A run of records

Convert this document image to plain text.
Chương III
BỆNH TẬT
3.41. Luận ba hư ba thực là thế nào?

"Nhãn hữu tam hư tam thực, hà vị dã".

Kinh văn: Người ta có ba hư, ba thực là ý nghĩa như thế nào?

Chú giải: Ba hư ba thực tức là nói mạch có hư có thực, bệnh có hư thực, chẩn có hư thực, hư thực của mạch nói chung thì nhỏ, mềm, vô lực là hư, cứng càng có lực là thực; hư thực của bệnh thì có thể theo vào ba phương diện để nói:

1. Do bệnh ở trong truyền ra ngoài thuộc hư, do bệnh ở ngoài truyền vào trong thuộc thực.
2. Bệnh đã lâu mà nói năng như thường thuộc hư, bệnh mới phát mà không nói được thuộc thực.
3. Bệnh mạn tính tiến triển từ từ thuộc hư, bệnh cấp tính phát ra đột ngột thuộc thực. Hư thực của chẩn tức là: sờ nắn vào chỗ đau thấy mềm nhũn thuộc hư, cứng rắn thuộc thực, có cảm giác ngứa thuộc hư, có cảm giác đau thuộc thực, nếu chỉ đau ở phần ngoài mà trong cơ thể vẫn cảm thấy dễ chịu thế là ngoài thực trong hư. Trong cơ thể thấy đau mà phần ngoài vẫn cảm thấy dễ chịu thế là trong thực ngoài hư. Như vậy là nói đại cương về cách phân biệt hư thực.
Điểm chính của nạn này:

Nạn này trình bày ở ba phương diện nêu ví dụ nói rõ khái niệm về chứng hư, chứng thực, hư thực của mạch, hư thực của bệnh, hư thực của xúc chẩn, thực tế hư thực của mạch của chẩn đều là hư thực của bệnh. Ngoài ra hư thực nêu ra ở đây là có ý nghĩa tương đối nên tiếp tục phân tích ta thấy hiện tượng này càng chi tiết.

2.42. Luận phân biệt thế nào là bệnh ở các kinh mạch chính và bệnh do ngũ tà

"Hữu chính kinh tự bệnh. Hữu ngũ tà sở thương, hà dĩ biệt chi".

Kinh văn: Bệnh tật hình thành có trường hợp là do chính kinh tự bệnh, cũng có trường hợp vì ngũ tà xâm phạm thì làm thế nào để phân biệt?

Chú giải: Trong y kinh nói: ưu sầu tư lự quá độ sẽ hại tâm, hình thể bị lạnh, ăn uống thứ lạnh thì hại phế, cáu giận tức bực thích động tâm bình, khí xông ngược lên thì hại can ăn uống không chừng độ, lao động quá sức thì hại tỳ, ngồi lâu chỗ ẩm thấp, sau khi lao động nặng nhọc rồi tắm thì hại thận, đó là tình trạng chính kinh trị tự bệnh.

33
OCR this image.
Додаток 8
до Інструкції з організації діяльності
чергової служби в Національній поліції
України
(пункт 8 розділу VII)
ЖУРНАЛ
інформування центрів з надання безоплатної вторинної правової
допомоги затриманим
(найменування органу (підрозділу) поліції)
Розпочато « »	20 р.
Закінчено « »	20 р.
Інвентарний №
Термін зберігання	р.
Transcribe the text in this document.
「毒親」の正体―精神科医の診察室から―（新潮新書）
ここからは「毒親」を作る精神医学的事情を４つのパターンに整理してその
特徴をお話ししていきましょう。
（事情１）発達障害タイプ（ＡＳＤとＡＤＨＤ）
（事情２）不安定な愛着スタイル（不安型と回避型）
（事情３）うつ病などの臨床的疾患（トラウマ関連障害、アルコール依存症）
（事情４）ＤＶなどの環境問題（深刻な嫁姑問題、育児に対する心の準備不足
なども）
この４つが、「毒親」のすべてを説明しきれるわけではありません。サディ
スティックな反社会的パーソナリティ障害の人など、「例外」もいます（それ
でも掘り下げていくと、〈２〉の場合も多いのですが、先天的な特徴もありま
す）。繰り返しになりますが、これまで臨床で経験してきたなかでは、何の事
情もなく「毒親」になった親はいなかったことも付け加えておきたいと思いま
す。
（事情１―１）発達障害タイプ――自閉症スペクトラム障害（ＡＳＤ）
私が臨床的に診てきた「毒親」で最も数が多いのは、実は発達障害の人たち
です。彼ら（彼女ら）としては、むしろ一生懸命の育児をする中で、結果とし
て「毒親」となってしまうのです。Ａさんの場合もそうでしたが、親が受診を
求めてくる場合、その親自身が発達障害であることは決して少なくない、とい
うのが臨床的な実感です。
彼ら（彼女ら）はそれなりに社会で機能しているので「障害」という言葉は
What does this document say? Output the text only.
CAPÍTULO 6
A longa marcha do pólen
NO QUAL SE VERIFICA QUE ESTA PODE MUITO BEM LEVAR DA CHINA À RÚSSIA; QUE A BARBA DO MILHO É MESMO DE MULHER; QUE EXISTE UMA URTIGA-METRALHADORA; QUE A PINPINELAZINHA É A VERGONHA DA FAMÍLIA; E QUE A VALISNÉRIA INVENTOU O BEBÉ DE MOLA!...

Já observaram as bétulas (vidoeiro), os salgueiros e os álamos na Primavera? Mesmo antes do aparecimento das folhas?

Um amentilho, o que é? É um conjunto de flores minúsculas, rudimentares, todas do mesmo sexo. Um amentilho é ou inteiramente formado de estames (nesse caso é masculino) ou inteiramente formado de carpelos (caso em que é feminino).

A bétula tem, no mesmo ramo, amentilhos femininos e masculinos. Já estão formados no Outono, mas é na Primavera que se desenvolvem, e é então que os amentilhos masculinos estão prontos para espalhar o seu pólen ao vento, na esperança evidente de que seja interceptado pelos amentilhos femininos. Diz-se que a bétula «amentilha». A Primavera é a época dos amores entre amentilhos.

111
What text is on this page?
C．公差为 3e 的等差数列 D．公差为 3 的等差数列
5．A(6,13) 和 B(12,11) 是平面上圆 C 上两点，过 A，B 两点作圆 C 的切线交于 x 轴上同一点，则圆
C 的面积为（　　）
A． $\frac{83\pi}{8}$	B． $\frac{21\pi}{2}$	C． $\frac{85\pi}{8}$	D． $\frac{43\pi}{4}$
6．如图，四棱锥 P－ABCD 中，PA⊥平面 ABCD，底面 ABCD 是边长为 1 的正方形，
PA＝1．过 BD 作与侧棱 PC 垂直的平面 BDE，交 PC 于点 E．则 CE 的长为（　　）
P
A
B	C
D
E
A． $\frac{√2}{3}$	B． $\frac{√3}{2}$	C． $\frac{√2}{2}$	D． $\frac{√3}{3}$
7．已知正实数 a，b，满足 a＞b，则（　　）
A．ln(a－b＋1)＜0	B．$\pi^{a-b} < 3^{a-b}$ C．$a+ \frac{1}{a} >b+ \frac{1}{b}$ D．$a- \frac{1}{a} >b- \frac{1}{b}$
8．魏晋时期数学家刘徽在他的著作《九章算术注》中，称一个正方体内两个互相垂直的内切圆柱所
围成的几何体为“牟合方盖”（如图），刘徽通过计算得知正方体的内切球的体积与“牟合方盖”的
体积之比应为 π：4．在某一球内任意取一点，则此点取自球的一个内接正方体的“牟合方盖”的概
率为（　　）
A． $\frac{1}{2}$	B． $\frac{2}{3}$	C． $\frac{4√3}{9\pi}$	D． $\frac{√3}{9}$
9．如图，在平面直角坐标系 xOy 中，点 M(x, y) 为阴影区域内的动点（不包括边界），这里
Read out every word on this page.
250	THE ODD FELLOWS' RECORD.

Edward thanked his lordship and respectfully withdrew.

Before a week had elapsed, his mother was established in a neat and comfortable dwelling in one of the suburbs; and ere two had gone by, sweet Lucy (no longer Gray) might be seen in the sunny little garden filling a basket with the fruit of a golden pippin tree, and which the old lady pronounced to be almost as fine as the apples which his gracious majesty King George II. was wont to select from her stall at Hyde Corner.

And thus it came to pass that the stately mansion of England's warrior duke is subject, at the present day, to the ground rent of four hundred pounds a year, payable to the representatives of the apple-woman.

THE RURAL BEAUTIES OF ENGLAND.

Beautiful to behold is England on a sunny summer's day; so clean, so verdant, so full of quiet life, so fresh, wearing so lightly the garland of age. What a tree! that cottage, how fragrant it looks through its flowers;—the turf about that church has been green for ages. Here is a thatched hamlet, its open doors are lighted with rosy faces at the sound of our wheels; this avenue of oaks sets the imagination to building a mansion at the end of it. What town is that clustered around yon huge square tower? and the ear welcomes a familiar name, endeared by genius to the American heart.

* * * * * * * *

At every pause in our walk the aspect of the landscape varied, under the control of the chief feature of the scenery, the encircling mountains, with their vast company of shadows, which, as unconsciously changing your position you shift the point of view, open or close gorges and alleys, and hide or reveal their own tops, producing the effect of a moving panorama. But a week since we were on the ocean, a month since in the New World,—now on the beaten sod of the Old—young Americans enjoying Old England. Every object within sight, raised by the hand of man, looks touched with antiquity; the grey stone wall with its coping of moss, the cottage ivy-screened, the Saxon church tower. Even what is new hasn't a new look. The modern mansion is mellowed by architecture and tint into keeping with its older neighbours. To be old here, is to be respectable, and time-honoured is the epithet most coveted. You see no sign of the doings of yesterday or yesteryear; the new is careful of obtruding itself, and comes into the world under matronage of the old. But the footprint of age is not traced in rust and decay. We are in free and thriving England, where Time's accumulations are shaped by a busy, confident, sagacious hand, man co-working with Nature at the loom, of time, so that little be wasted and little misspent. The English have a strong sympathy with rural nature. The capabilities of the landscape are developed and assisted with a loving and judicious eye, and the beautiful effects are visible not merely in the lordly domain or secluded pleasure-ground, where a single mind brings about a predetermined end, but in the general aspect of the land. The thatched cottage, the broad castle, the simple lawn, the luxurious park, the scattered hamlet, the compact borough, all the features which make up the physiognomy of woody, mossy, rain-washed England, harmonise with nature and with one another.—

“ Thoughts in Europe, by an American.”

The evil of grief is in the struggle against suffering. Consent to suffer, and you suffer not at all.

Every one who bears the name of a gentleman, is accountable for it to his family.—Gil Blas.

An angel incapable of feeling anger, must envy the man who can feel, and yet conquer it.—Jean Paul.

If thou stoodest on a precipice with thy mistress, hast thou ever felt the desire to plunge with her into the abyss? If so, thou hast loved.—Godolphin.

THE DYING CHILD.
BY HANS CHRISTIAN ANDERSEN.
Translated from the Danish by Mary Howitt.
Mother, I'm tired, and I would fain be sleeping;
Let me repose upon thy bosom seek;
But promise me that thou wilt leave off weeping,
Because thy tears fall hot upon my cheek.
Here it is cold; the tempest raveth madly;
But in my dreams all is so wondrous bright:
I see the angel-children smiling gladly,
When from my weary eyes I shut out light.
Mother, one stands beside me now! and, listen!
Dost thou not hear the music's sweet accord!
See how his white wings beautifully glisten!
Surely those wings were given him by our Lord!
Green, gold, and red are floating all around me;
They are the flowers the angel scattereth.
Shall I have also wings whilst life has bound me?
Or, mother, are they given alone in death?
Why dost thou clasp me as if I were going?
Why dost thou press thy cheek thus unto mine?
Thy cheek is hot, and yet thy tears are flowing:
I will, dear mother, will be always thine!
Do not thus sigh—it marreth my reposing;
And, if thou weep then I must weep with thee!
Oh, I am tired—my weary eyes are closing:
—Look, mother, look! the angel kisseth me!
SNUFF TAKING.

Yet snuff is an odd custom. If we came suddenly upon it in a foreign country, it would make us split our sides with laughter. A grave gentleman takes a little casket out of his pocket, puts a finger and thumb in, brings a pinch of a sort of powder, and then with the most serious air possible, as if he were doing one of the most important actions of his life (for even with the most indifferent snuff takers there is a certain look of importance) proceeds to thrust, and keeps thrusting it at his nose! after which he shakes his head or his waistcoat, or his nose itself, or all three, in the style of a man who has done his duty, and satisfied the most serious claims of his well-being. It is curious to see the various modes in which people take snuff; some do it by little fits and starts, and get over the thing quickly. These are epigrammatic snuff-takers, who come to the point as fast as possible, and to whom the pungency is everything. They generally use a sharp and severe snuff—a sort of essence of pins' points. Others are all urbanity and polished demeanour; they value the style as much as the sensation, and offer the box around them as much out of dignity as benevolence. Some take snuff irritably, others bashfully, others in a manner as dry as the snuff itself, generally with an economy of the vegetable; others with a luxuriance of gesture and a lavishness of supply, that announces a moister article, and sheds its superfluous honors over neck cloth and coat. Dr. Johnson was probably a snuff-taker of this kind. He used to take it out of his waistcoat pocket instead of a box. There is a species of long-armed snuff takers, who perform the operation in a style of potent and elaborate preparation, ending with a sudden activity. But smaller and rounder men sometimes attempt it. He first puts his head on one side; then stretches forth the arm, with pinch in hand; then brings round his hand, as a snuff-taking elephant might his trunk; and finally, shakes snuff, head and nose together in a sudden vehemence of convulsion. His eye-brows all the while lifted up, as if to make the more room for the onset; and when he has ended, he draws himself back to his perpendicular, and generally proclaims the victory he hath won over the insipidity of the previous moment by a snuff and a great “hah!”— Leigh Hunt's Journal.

**REQUIREMENTS:**
Give only a number: how many lines of the data hold the string "giải"?

**COMPLETE OUTPUT:**
2